## ARTICLE
-- BEGIN --

Looking back is a challenge. You might say that life is a work in progress, but so too are one’s memories. What we hold onto, and what we let go, seem to be always in flux. A meeting with old friends or family can bring certain memories to the fore that were best left alone. For instance, I don’t recall being chased by a mad person with an axe in Darwin in the late 1980s. Should I? The horror. But my sister insists on the truth of it, and even though she said a large wooden cross and an old bible were centre stage, I have no recollection.

-- END --

## GIVEN DATA
-- BEGIN --

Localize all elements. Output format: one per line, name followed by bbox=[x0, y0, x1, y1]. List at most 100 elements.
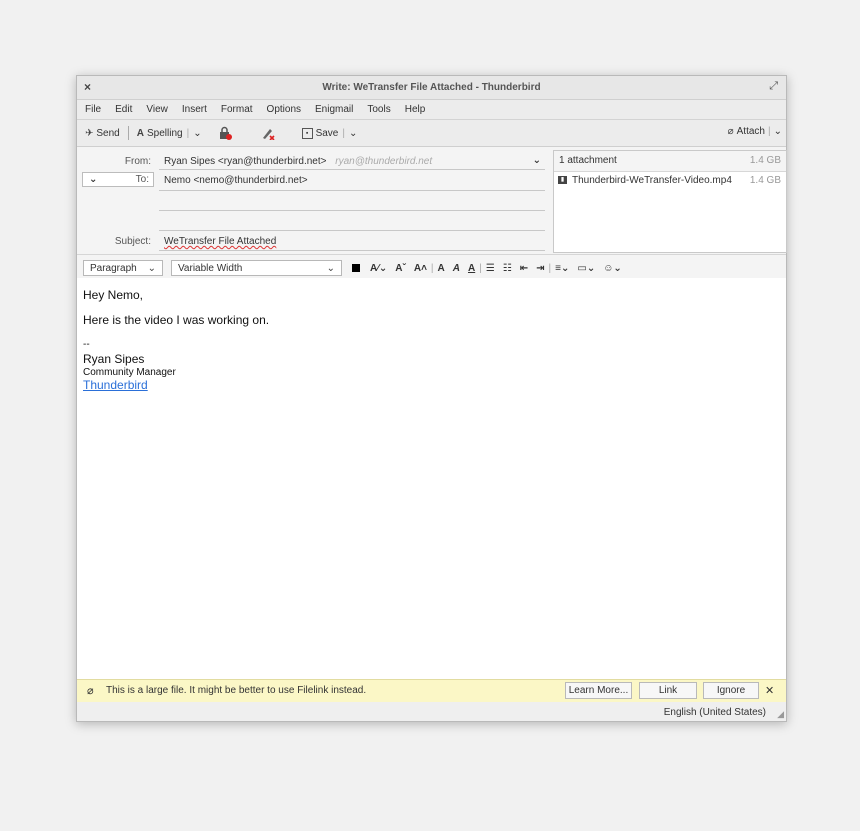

-- END --

## WHAT YOU WILL DO
1. In the passage about memory, what objects does the writer's sister say were centre stage during the axe chase?
2. Continue the passage about memory, picking up right after its last sentence.

## RESPONSES TO THE TASKS
1. A large wooden cross and an old bible.

2.
However, I do remember a similar instance but only because it was funny – in retrospect – and worthy of retelling. (If there was no opportunity or desire for storytelling, or for lessons to be shared, then why hang on to it? Let it go.) This incident was at an Aboriginal Land Council meeting in the Northern Territory and one embattled claimant who was living at odds with his kin put a shotgun to my head and said he going to let me have it with both barrels. His brother, horrified at the prospect, stepped in saying, ‘No, no, no, you can’t do that.’ ‘Why?’ this man yelled. ‘Just use one barrel,’ his brother said, ‘I want to go goose shooting later.’

 

My experiences in Aboriginal Australia shaped my passion for art and activism, in particular, an earlier stint in Queensland’s north-west in the early 1980s. A mind-spinning, life-altering experience as a welfare officer in Mount Isa, Doomadgee, Camooweal, and Urandandjie and all those fantastic sounding place names, was to be the spark for my involvement in 1984 in the Brisbane art scene with ‘One Flat’ and the wonderful artists Jeanelle Hurst, Hollie, Russell Lake, Adam Boyd, Adam Wolter, and Eugene Carchesio.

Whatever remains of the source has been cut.